A história de uma camisa

Pirataria custa R$ 2 bi ao futebol; ciclo de exploração atinge imigrantes e moradores da periferia

Beatriz Cesarini e Eder Traskini Do UOL, em São Paulo e Santos Foto: Andre Porto

Essa história é baseada livremente em entrevistas feitas com imigrantes, ambulantes e torcedores nas últimas semanas. Nenhum nome foi usado por opção da reportagem. Nem todos os fatos foram narrados pelos mesmos personagens, mas todo o ciclo é baseado em informações fornecidas por eles.

São quatro horas da manhã e uma costureira boliviana chega à oficina. Fica no porão escuro de uma loja de roupas do Bom Retiro, no centro da cidade de São Paulo. A imigrante partiu para o Brasil ainda jovem, em busca de condições melhores, e acabou engolida pela cadeia produtiva têxtil —na Bolívia, ela nunca tinha usado uma máquina de costura.

No início, essa trabalhadora não via a cor do seu salário. O chefe dizia que ela precisava pagar as despesas da viagem e bancar a alimentação e a acomodação que recebia. Grande parte dos imigrantes bolivianos chega ao Brasil assim. E passa até dois anos nessa situação antes de conseguir algo melhor.

Nessa oficina ilegal, ela e outros imigrantes conterrâneos transformam pedaços de tecido em camisas de futebol. Todas falsificadas. A rotina é intensa e as condições de trabalho são precárias, análogas à escravidão. Nenhuma norma de segurança de trabalho ou ergonomia é cumprida pelos empregadores. Enquanto não atingir a produção de um dia, a costureira não pode arredar o pé de lá.

O criminoso é oportunista: ele se aproveita de uma boa oportunidade de ter um lucro fácil, ilícito, e com isso ele opera. Muitas fábricas clandestinas usam mão de obra informal, subempregados, ou pior, mão de obra escrava. Já vimos operações no Bom Retiro com a loja em cima bonitinha e um porão lotado de bolivianos ilegais, que ficavam ali no chamado regime da tranca: entravam 5h e só podiam sair quando a produção do dia fosse alcançada. E pagando pela alimentação, pela internação no Brasil... Ou seja: pouco recebia, se é que recebia alguma coisa. É um absurdo isso".

• **O QUE FAZER**:
a – De acordo com a reportagem sobre camisas de futebol falsificadas, a que horas a costureira boliviana chega à oficina?
b – Prolongue a reportagem sobre camisas de futebol falsificadas a partir do ponto em que ela termina.
Os dados vêm de uma fonte diferente da reportagem.

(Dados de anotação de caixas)
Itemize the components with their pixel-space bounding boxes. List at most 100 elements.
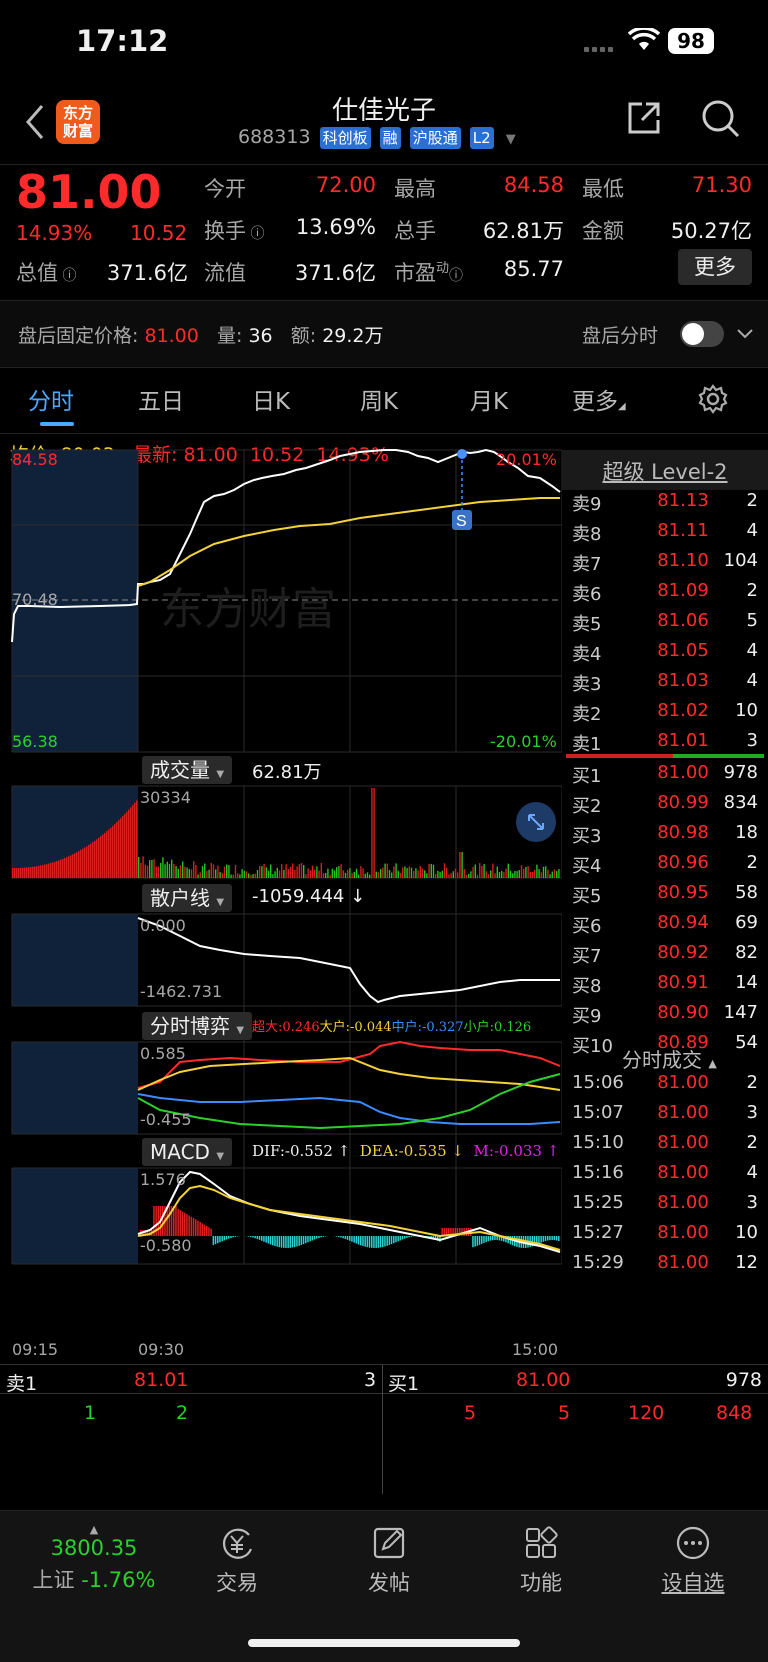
nav-functions[interactable]: 功能 [486, 1523, 596, 1597]
ask-row[interactable]: 卖2 81.02 10 [562, 700, 768, 730]
info-icon[interactable]: ⓘ [58, 268, 77, 284]
level-volume: 4 [746, 670, 758, 691]
info-icon[interactable]: ⓘ [449, 268, 464, 284]
tab-five-day[interactable]: 五日 [138, 389, 184, 415]
ask-row[interactable]: 卖5 81.06 5 [562, 610, 768, 640]
index-ticker[interactable]: ▲ 3800.35 上证 -1.76% [24, 1523, 164, 1594]
macd-bar [430, 1236, 432, 1239]
high-value: 84.58 [503, 173, 564, 197]
expand-icon[interactable] [516, 802, 556, 842]
stock-code: 688313 [238, 126, 311, 148]
ask-row[interactable]: 卖3 81.03 4 [562, 670, 768, 700]
bid-row[interactable]: 买7 80.92 82 [562, 942, 768, 972]
macd-bar [368, 1236, 371, 1248]
more-button[interactable]: 更多 [678, 249, 752, 285]
bid-row[interactable]: 买2 80.99 834 [562, 792, 768, 822]
volume-bar [173, 863, 175, 878]
ask-row[interactable]: 卖8 81.11 4 [562, 520, 768, 550]
chevron-down-icon[interactable] [736, 325, 754, 344]
trades-title[interactable]: 分时成交 ▲ [622, 1048, 717, 1072]
best-bid-price: 81.00 [516, 1369, 571, 1391]
trade-row[interactable]: 15:10 81.00 2 [562, 1132, 768, 1162]
volume-bar [80, 849, 82, 878]
ask-row[interactable]: 卖1 81.01 3 [562, 730, 768, 760]
bid-row[interactable]: 买1 81.00 978 [562, 762, 768, 792]
level-price: 81.01 [657, 730, 709, 751]
macd-bar [507, 1236, 509, 1244]
chart-svg[interactable]: 东方财富 S [0, 434, 562, 1364]
macd-bar [371, 1236, 373, 1248]
open-label: 今开 [204, 177, 246, 201]
trade-row[interactable]: 15:16 81.00 4 [562, 1162, 768, 1192]
tab-intraday[interactable]: 分时 [28, 389, 74, 415]
volume-indicator-button[interactable]: 成交量 ▼ [142, 756, 233, 784]
macd-bar [230, 1236, 232, 1238]
trade-row[interactable]: 15:25 81.00 3 [562, 1192, 768, 1222]
ask-queue-item: 2 [176, 1402, 189, 1424]
tab-week-k[interactable]: 周K [360, 389, 399, 415]
bid-row[interactable]: 买10 80.89 54 [562, 1032, 768, 1062]
trade-volume: 4 [746, 1162, 758, 1183]
trade-row[interactable]: 15:29 81.00 12 [562, 1252, 768, 1282]
bid-row[interactable]: 买8 80.91 14 [562, 972, 768, 1002]
ask-row[interactable]: 卖7 81.10 104 [562, 550, 768, 580]
trade-volume: 3 [746, 1102, 758, 1123]
bid-row[interactable]: 买4 80.96 2 [562, 852, 768, 882]
volume-bar [179, 865, 182, 878]
volume-bar [311, 865, 314, 878]
trade-price: 81.00 [657, 1252, 709, 1273]
macd-bar [456, 1228, 459, 1236]
nav-post[interactable]: 发帖 [334, 1523, 444, 1597]
macd-bar [287, 1236, 289, 1248]
volume-bar [190, 869, 193, 878]
macd-axis-bottom: -0.580 [140, 1236, 192, 1255]
volume-bar [250, 874, 252, 878]
stock-code-row[interactable]: 688313 科创板 融 沪股通 L2 ▼ [238, 126, 516, 149]
tab-more[interactable]: 更多◢ [572, 389, 626, 415]
tab-day-k[interactable]: 日K [252, 389, 291, 415]
trade-row[interactable]: 15:07 81.00 3 [562, 1102, 768, 1132]
macd-bar [206, 1226, 208, 1236]
volume-bar [248, 873, 250, 878]
ask-row[interactable]: 卖9 81.13 2 [562, 490, 768, 520]
trade-row[interactable]: 15:27 81.00 10 [562, 1222, 768, 1252]
bid-row[interactable]: 买6 80.94 69 [562, 912, 768, 942]
volume-bar [259, 865, 261, 878]
macd-axis-top: 1.576 [140, 1170, 186, 1189]
retail-indicator-button[interactable]: 散户线 ▼ [142, 884, 233, 912]
bid-row[interactable]: 买5 80.95 58 [562, 882, 768, 912]
volume-bar [476, 874, 479, 878]
tab-month-k[interactable]: 月K [470, 389, 509, 415]
game-indicator-button[interactable]: 分时博弈 ▼ [142, 1012, 253, 1040]
trade-row[interactable]: 15:06 81.00 2 [562, 1072, 768, 1102]
best-bid-label: 买1 [388, 1373, 420, 1395]
macd-indicator-button[interactable]: MACD ▼ [142, 1138, 233, 1166]
info-icon[interactable]: ⓘ [246, 226, 265, 242]
tag-connect: 沪股通 [409, 127, 461, 149]
ask-row[interactable]: 卖4 81.05 4 [562, 640, 768, 670]
volume-bar [556, 871, 558, 878]
volume-bar [424, 870, 426, 878]
game-axis-top: 0.585 [140, 1044, 186, 1063]
gear-icon[interactable] [698, 384, 728, 418]
float-value: 371.6亿 [294, 261, 376, 285]
back-button[interactable] [24, 102, 46, 146]
volume-bar [316, 866, 318, 878]
level2-title-bar[interactable]: 超级 Level-2 [562, 450, 768, 490]
bid-row[interactable]: 买3 80.98 18 [562, 822, 768, 852]
nav-trade[interactable]: 交易 [182, 1523, 292, 1597]
nav-watchlist[interactable]: 设自选 [638, 1523, 748, 1597]
ask-row[interactable]: 卖6 81.09 2 [562, 580, 768, 610]
share-icon[interactable] [624, 98, 664, 142]
after-hours-toggle[interactable] [680, 321, 724, 347]
search-icon[interactable] [700, 98, 742, 144]
volume-bar [22, 867, 24, 878]
index-pct: -1.76% [81, 1568, 156, 1592]
volume-bar [188, 869, 190, 878]
status-bar: 17:12 98 [0, 0, 768, 88]
bid-row[interactable]: 买9 80.90 147 [562, 1002, 768, 1032]
volume-label: 总手 [394, 219, 436, 243]
macd-bar [437, 1236, 439, 1241]
macd-bar [272, 1236, 274, 1246]
volume-bar [124, 813, 126, 878]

• **RESPOSTAS**:
a – Às quatro horas da manhã.

b –
Edson Vismona, presidente do Fórum Nacional Contra a Pirataria

Existem donos de oficinas mal-intencionados, que fazem parte desse esquema de tráfico de pessoas e que têm funcionários que trabalham de forma análoga à escravidão. São essas pessoas mal-intencionadas que fazem a pirataria e exploram os costureiros. Os imigrantes relatam que partem com uma expectativa, mas tudo muda quando chegam no Brasil".

Cristina Filizzola, diretora do projeto Tecendo Sonhos, da ONG Aliança Empreendedora

Tem muitos que demoram anos para ver a moeda brasileira. Vira uma dependência financeira e psicológica, porque esses proprietários colocam muito medo e pegam a documentação deles, ameaçam denunciar, falam que eles estão ilegais no país e não é bem assim. Com poucas informações, os imigrantes acabam se sujeitando ao trabalho precário, por medo mesmo".

Cristina Filizzola, diretora do projeto Tecendo Sonhos, da ONG Aliança Empreendedora

Pirataria no Brasil

O problema da pirataria no Brasil não é novidade em nenhum segmento. Quando falamos do mercado de produtos esportivos, sobretudo camisas de futebol, o número é assustador: a cada 10 camisas de time vendidas no país, quatro são piratas — segundo levantamento do Fórum Nacional contra a Pirataria e Ilegalidade (FNCP).

O FNCP estima que a perda para os clubes de futebol passou dos R$ 2 bilhões em 2020. No contexto do mundo atual, a pirataria vai além dos varais nos entornos dos estádios e invadiu o ambiente digital, com vendas em e-commerces de grande porte.

"As camisas de times brasileiros mais vendidas são de Flamengo e Corinthians. As duas juntas somam 3,7 milhões de camisas no mercado mundial. O Bayern (ALE) vende sozinho 3,2 milhões. É evidente que nosso potencial de arrecadação com clubes é muito grande. Estamos falando de uma evasão de 40% a 50% de produtos falsos, que, portanto, que não geram arrecadação para os clubes. Há um potencial enorme de crescimento, de financiamento dos clubes via material esportivo", explica Edson Vismona, presidente do FNCP.

Na hora do almoço, aquela costureira que chegou ainda de madrugada à oficina ilegal deixa os tecidos de lado e se alimenta com a comida fornecida pelo empregador. É a única refeição que a boliviana teve em um dia inteiro de trabalho em que não conseguiu ver a luz do dia.

A noite já se sobrepôs ao dia quando a costureira, enfim, vai para casa. Essa casa é um quarto em um cortiço alugado com o pouco dinheiro que juntou depois de anos morando no próprio porão-oficina. As ruas já estão vazias e as lojas, todas fechadas.

Agora, as camisas já prontas vão para um lado, enquanto os imigrantes vão para outro.

Quando chegou, essa imigrante queria trabalhar para retornar ao país natal assim que juntasse algum dinheiro. O tempo, porém, se encarregou de mudar os planos: como muitas imigrantes que chegam cedo ao país, ela conheceu seu marido — também boliviano — no porão em que trabalhava. Formou uma família no Brasil e, agora, os dois pretendem ter a própria oficina, mesmo pequena, porque acreditam que podem ganhar um pouquinho mais com negócio próprio.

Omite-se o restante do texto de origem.